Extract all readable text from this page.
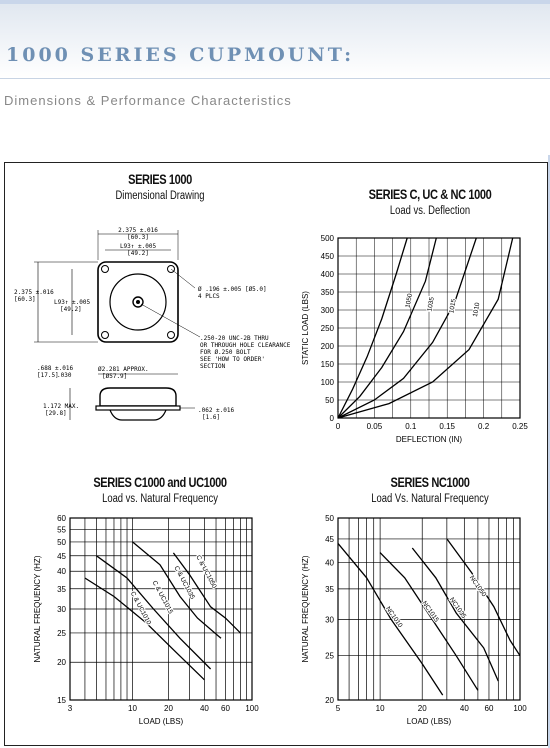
1000 SERIES CUPMOUNT:
Dimensions & Performance Characteristics
SERIES 1000
Dimensional Drawing
2.375 ±.016
[60.3]
L93↑ ±.005
[49.2]
2.375 ±.016
[60.3]	L93↑ ±.005
[49.2]
Ø .196 ±.005 [Ø5.0]
4 PLCS
.250-20 UNC-2B THRU
OR THROUGH HOLE CLEARANCE
FOR Ø.250 BOLT
SEE 'HOW TO ORDER'
SECTION
Ø2.281 APPROX.
[Ø57.9]
1.172 MAX.
[29.8]
.688 ±.016
.030
[17.5]
.062 ±.016
[1.6]
SERIES C, UC & NC 1000
Load vs. Deflection
0	0.05	0.1	0.15	0.2	0.25
0
50
100
150
200
250
300
350
400
450
500
DEFLECTION (IN)
STATIC LOAD (LBS)	1050 1035 1015 1010
SERIES C1000 and UC1000
Load vs. Natural Frequency
3	10	20	40 60 100
15
20
25
30
35
40
45
50
55
60
LOAD (LBS)
NATURAL FREQUENCY (HZ)	C & UC1050
C & UC1035
C & UC1015
C & UC1010
SERIES NC1000
Load Vs. Natural Frequency
5	10	20	40 60 100
20
25
30
35
40
45
50
LOAD (LBS)
NATURAL FREQUENCY (HZ)	NC1010	NC1015 NC1035
NC1050
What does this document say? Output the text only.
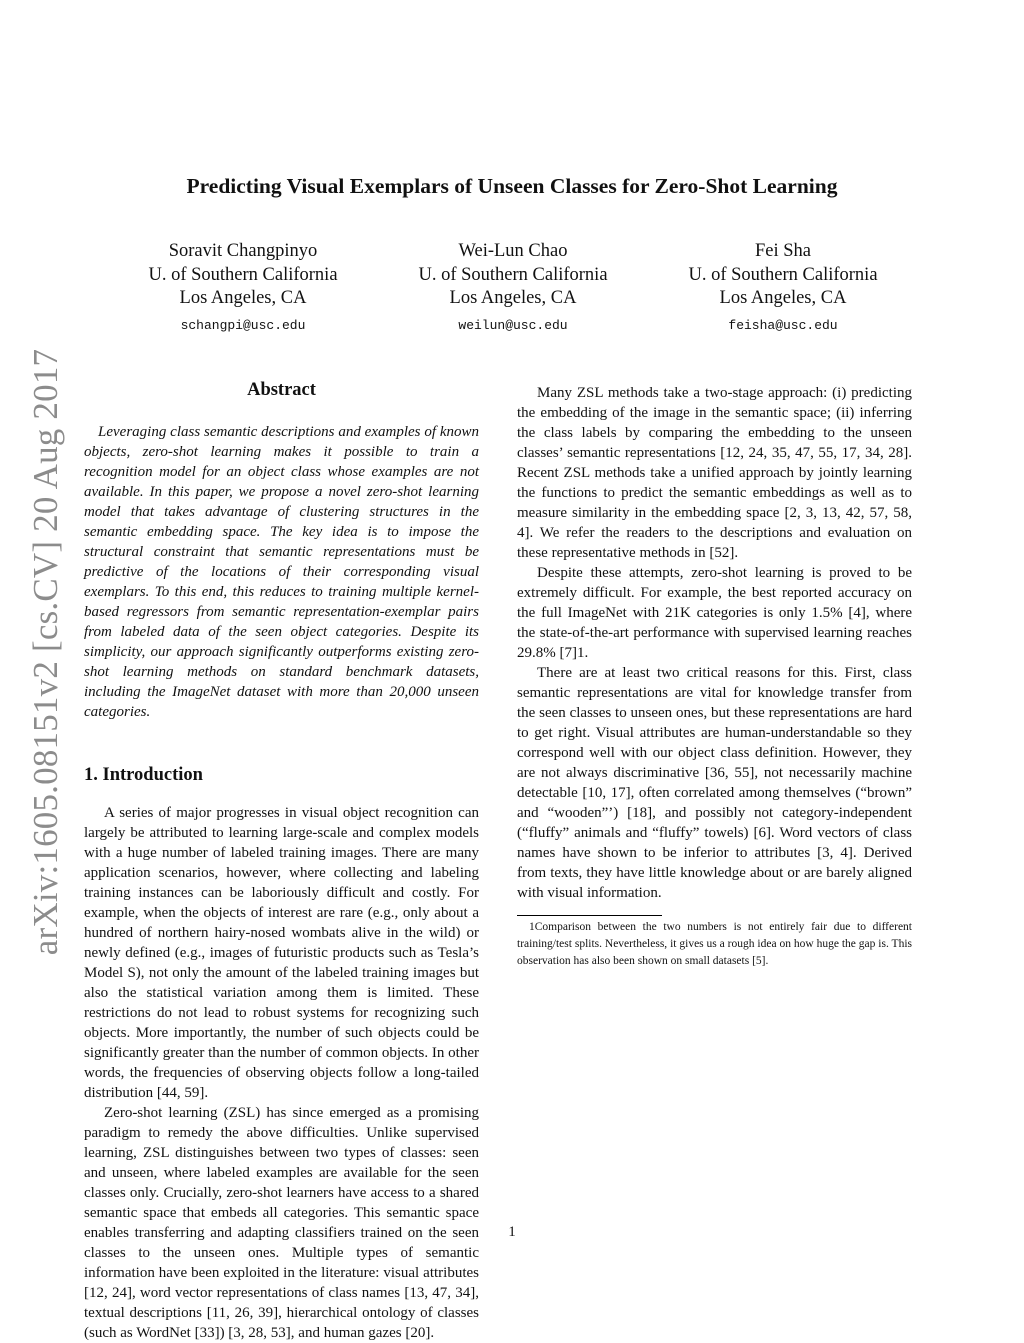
arXiv:1605.08151v2 [cs.CV] 20 Aug 2017
Predicting Visual Exemplars of Unseen Classes for Zero-Shot Learning
Soravit Changpinyo
U. of Southern California
Los Angeles, CA
schangpi@usc.edu
Wei-Lun Chao
U. of Southern California
Los Angeles, CA
weilun@usc.edu
Fei Sha
U. of Southern California
Los Angeles, CA
feisha@usc.edu
Abstract

Leveraging class semantic descriptions and examples of known objects, zero-shot learning makes it possible to train a recognition model for an object class whose examples are not available. In this paper, we propose a novel zero-shot learning model that takes advantage of clustering structures in the semantic embedding space. The key idea is to impose the structural constraint that semantic representations must be predictive of the locations of their corresponding visual exemplars. To this end, this reduces to training multiple kernel-based regressors from semantic representation-exemplar pairs from labeled data of the seen object categories. Despite its simplicity, our approach significantly outperforms existing zero-shot learning methods on standard benchmark datasets, including the ImageNet dataset with more than 20,000 unseen categories.

1. Introduction

A series of major progresses in visual object recognition can largely be attributed to learning large-scale and complex models with a huge number of labeled training images. There are many application scenarios, however, where collecting and labeling training instances can be laboriously difficult and costly. For example, when the objects of interest are rare (e.g., only about a hundred of northern hairy-nosed wombats alive in the wild) or newly defined (e.g., images of futuristic products such as Tesla’s Model S), not only the amount of the labeled training images but also the statistical variation among them is limited. These restrictions do not lead to robust systems for recognizing such objects. More importantly, the number of such objects could be significantly greater than the number of common objects. In other words, the frequencies of observing objects follow a long-tailed distribution [44, 59].

Zero-shot learning (ZSL) has since emerged as a promising paradigm to remedy the above difficulties. Unlike supervised learning, ZSL distinguishes between two types of classes: seen and unseen, where labeled examples are available for the seen classes only. Crucially, zero-shot learners have access to a shared semantic space that embeds all categories. This semantic space enables transferring and adapting classifiers trained on the seen classes to the unseen ones. Multiple types of semantic information have been exploited in the literature: visual attributes [12, 24], word vector representations of class names [13, 47, 34], textual descriptions [11, 26, 39], hierarchical ontology of classes (such as WordNet [33]) [3, 28, 53], and human gazes [20].

Many ZSL methods take a two-stage approach: (i) predicting the embedding of the image in the semantic space; (ii) inferring the class labels by comparing the embedding to the unseen classes’ semantic representations [12, 24, 35, 47, 55, 17, 34, 28]. Recent ZSL methods take a unified approach by jointly learning the functions to predict the semantic embeddings as well as to measure similarity in the embedding space [2, 3, 13, 42, 57, 58, 4]. We refer the readers to the descriptions and evaluation on these representative methods in [52].

Despite these attempts, zero-shot learning is proved to be extremely difficult. For example, the best reported accuracy on the full ImageNet with 21K categories is only 1.5% [4], where the state-of-the-art performance with supervised learning reaches 29.8% [7]1.

There are at least two critical reasons for this. First, class semantic representations are vital for knowledge transfer from the seen classes to unseen ones, but these representations are hard to get right. Visual attributes are human-understandable so they correspond well with our object class definition. However, they are not always discriminative [36, 55], not necessarily machine detectable [10, 17], often correlated among themselves (“brown” and “wooden”’) [18], and possibly not category-independent (“fluffy” animals and “fluffy” towels) [6]. Word vectors of class names have shown to be inferior to attributes [3, 4]. Derived from texts, they have little knowledge about or are barely aligned with visual information.

1Comparison between the two numbers is not entirely fair due to different training/test splits. Nevertheless, it gives us a rough idea on how huge the gap is. This observation has also been shown on small datasets [5].

1
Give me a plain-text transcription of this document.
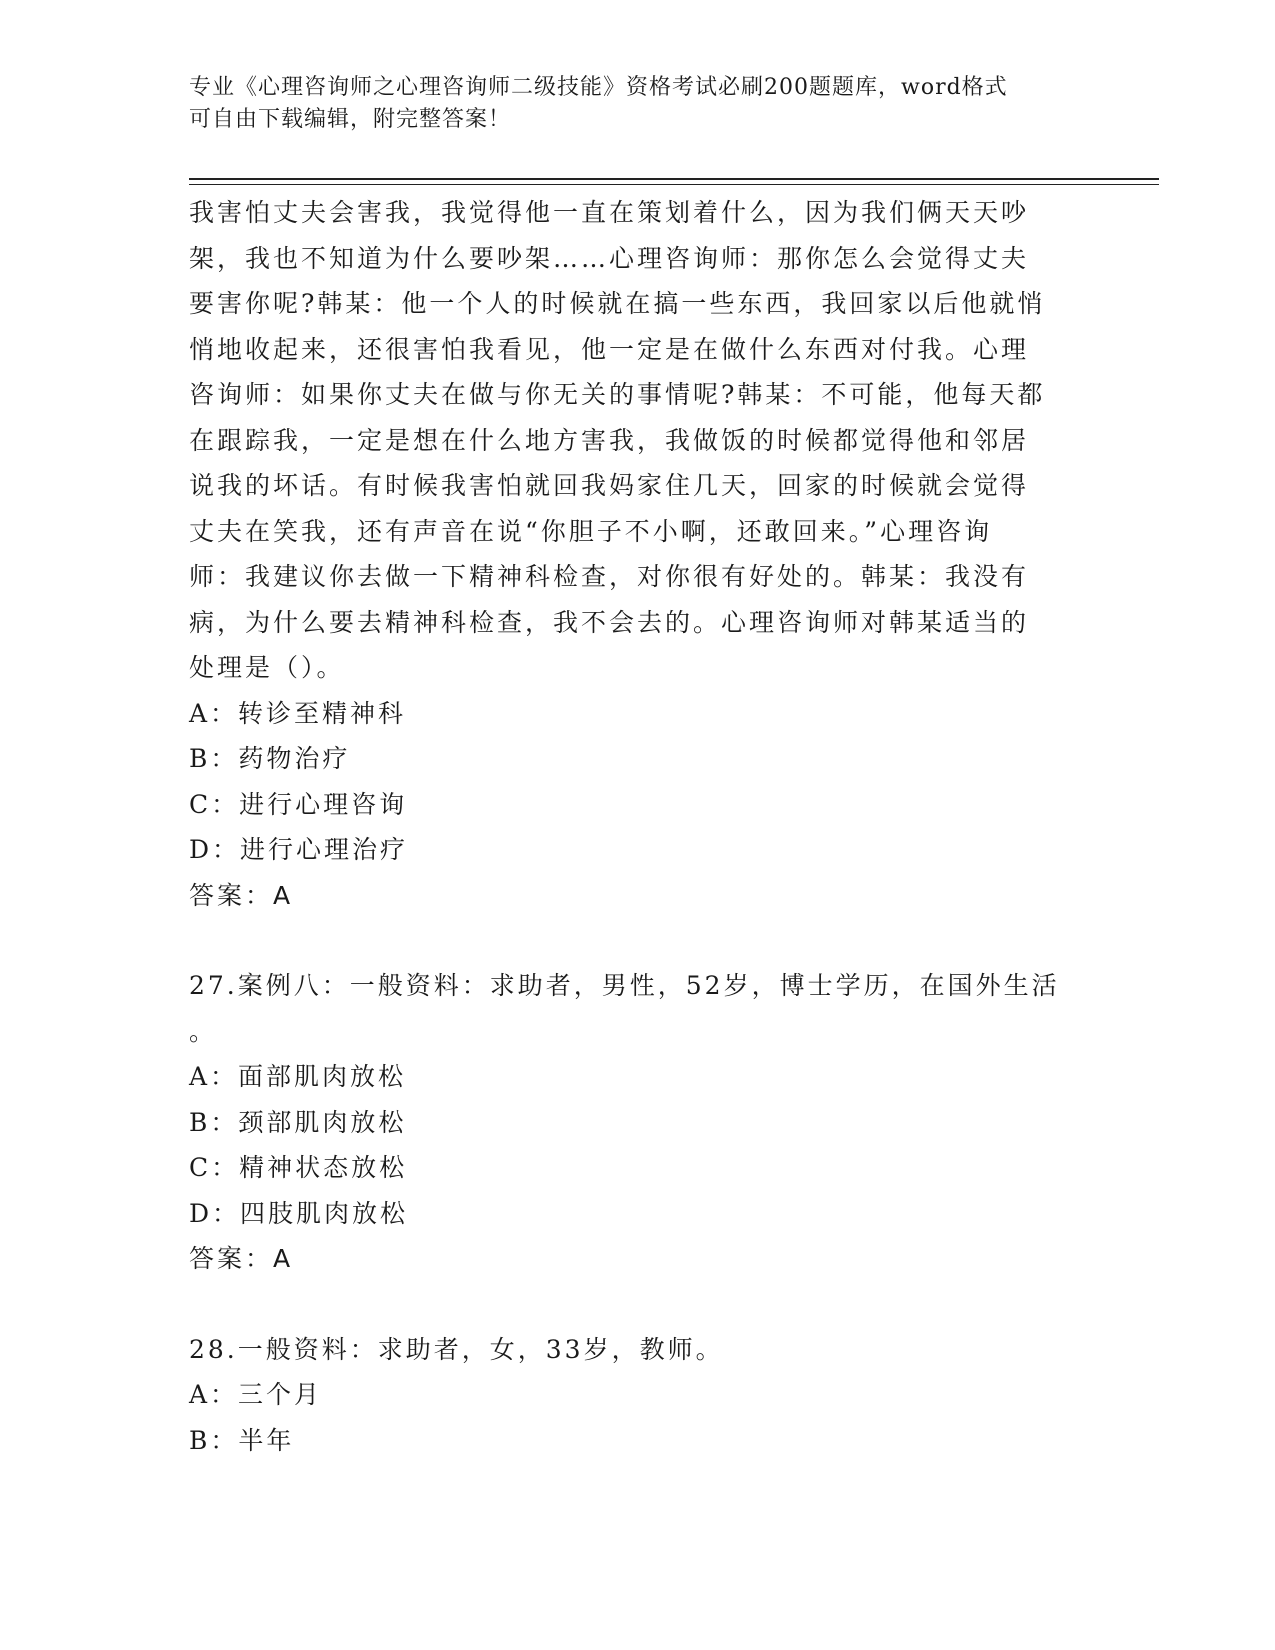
专业《心理咨询师之心理咨询师二级技能》资格考试必刷200题题库，word格式
可自由下载编辑，附完整答案！

我害怕丈夫会害我，我觉得他一直在策划着什么，因为我们俩天天吵

架，我也不知道为什么要吵架……心理咨询师：那你怎么会觉得丈夫

要害你呢?韩某：他一个人的时候就在搞一些东西，我回家以后他就悄

悄地收起来，还很害怕我看见，他一定是在做什么东西对付我。心理

咨询师：如果你丈夫在做与你无关的事情呢?韩某：不可能，他每天都

在跟踪我，一定是想在什么地方害我，我做饭的时候都觉得他和邻居

说我的坏话。有时候我害怕就回我妈家住几天，回家的时候就会觉得

丈夫在笑我，还有声音在说“你胆子不小啊，还敢回来。”心理咨询

师：我建议你去做一下精神科检查，对你很有好处的。韩某：我没有

病，为什么要去精神科检查，我不会去的。心理咨询师对韩某适当的

处理是（）。

A：转诊至精神科

B：药物治疗

C：进行心理咨询

D：进行心理治疗

答案：A

27.案例八：一般资料：求助者，男性，52岁，博士学历，在国外生活

。

A：面部肌肉放松

B：颈部肌肉放松

C：精神状态放松

D：四肢肌肉放松

答案：A

28.一般资料：求助者，女，33岁，教师。

A：三个月

B：半年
_ _ _ _ _
Images in the records should not be copied. Repeat all the rest exactly.

Extract all readable text from this page.
1000 SERIES CUPMOUNT:
Dimensions & Performance Characteristics
SERIES 1000
Dimensional Drawing
2.375 ±.016
[60.3]
L93↑ ±.005
[49.2]
2.375 ±.016
[60.3]	L93↑ ±.005
[49.2]
Ø .196 ±.005 [Ø5.0]
4 PLCS
.250-20 UNC-2B THRU
OR THROUGH HOLE CLEARANCE
FOR Ø.250 BOLT
SEE 'HOW TO ORDER'
SECTION
Ø2.281 APPROX.
[Ø57.9]
1.172 MAX.
[29.8]
.688 ±.016
.030
[17.5]
.062 ±.016
[1.6]
SERIES C, UC & NC 1000
Load vs. Deflection
0	0.05	0.1	0.15	0.2	0.25
0
50
100
150
200
250
300
350
400
450
500
DEFLECTION (IN)
STATIC LOAD (LBS)	1050 1035 1015 1010
SERIES C1000 and UC1000
Load vs. Natural Frequency
3	10	20	40 60 100
15
20
25
30
35
40
45
50
55
60
LOAD (LBS)
NATURAL FREQUENCY (HZ)	C & UC1050
C & UC1035
C & UC1015
C & UC1010
SERIES NC1000
Load Vs. Natural Frequency
5	10	20	40 60 100
20
25
30
35
40
45
50
LOAD (LBS)
NATURAL FREQUENCY (HZ)	NC1010	NC1015 NC1035
NC1050
What does this document say? Output the text only.
arXiv:1605.08151v2 [cs.CV] 20 Aug 2017
Predicting Visual Exemplars of Unseen Classes for Zero-Shot Learning
Soravit Changpinyo
U. of Southern California
Los Angeles, CA
schangpi@usc.edu
Wei-Lun Chao
U. of Southern California
Los Angeles, CA
weilun@usc.edu
Fei Sha
U. of Southern California
Los Angeles, CA
feisha@usc.edu
Abstract

Leveraging class semantic descriptions and examples of known objects, zero-shot learning makes it possible to train a recognition model for an object class whose examples are not available. In this paper, we propose a novel zero-shot learning model that takes advantage of clustering structures in the semantic embedding space. The key idea is to impose the structural constraint that semantic representations must be predictive of the locations of their corresponding visual exemplars. To this end, this reduces to training multiple kernel-based regressors from semantic representation-exemplar pairs from labeled data of the seen object categories. Despite its simplicity, our approach significantly outperforms existing zero-shot learning methods on standard benchmark datasets, including the ImageNet dataset with more than 20,000 unseen categories.

1. Introduction

A series of major progresses in visual object recognition can largely be attributed to learning large-scale and complex models with a huge number of labeled training images. There are many application scenarios, however, where collecting and labeling training instances can be laboriously difficult and costly. For example, when the objects of interest are rare (e.g., only about a hundred of northern hairy-nosed wombats alive in the wild) or newly defined (e.g., images of futuristic products such as Tesla’s Model S), not only the amount of the labeled training images but also the statistical variation among them is limited. These restrictions do not lead to robust systems for recognizing such objects. More importantly, the number of such objects could be significantly greater than the number of common objects. In other words, the frequencies of observing objects follow a long-tailed distribution [44, 59].

Zero-shot learning (ZSL) has since emerged as a promising paradigm to remedy the above difficulties. Unlike supervised learning, ZSL distinguishes between two types of classes: seen and unseen, where labeled examples are available for the seen classes only. Crucially, zero-shot learners have access to a shared semantic space that embeds all categories. This semantic space enables transferring and adapting classifiers trained on the seen classes to the unseen ones. Multiple types of semantic information have been exploited in the literature: visual attributes [12, 24], word vector representations of class names [13, 47, 34], textual descriptions [11, 26, 39], hierarchical ontology of classes (such as WordNet [33]) [3, 28, 53], and human gazes [20].

Many ZSL methods take a two-stage approach: (i) predicting the embedding of the image in the semantic space; (ii) inferring the class labels by comparing the embedding to the unseen classes’ semantic representations [12, 24, 35, 47, 55, 17, 34, 28]. Recent ZSL methods take a unified approach by jointly learning the functions to predict the semantic embeddings as well as to measure similarity in the embedding space [2, 3, 13, 42, 57, 58, 4]. We refer the readers to the descriptions and evaluation on these representative methods in [52].

Despite these attempts, zero-shot learning is proved to be extremely difficult. For example, the best reported accuracy on the full ImageNet with 21K categories is only 1.5% [4], where the state-of-the-art performance with supervised learning reaches 29.8% [7]1.

There are at least two critical reasons for this. First, class semantic representations are vital for knowledge transfer from the seen classes to unseen ones, but these representations are hard to get right. Visual attributes are human-understandable so they correspond well with our object class definition. However, they are not always discriminative [36, 55], not necessarily machine detectable [10, 17], often correlated among themselves (“brown” and “wooden”’) [18], and possibly not category-independent (“fluffy” animals and “fluffy” towels) [6]. Word vectors of class names have shown to be inferior to attributes [3, 4]. Derived from texts, they have little knowledge about or are barely aligned with visual information.

1Comparison between the two numbers is not entirely fair due to different training/test splits. Nevertheless, it gives us a rough idea on how huge the gap is. This observation has also been shown on small datasets [5].

1
Give me a plain-text transcription of this document.
专业《心理咨询师之心理咨询师二级技能》资格考试必刷200题题库，word格式
可自由下载编辑，附完整答案！

我害怕丈夫会害我，我觉得他一直在策划着什么，因为我们俩天天吵

架，我也不知道为什么要吵架……心理咨询师：那你怎么会觉得丈夫

要害你呢?韩某：他一个人的时候就在搞一些东西，我回家以后他就悄

悄地收起来，还很害怕我看见，他一定是在做什么东西对付我。心理

咨询师：如果你丈夫在做与你无关的事情呢?韩某：不可能，他每天都

在跟踪我，一定是想在什么地方害我，我做饭的时候都觉得他和邻居

说我的坏话。有时候我害怕就回我妈家住几天，回家的时候就会觉得

丈夫在笑我，还有声音在说“你胆子不小啊，还敢回来。”心理咨询

师：我建议你去做一下精神科检查，对你很有好处的。韩某：我没有

病，为什么要去精神科检查，我不会去的。心理咨询师对韩某适当的

处理是（）。

A：转诊至精神科

B：药物治疗

C：进行心理咨询

D：进行心理治疗

答案：A

27.案例八：一般资料：求助者，男性，52岁，博士学历，在国外生活

。

A：面部肌肉放松

B：颈部肌肉放松

C：精神状态放松

D：四肢肌肉放松

答案：A

28.一般资料：求助者，女，33岁，教师。

A：三个月

B：半年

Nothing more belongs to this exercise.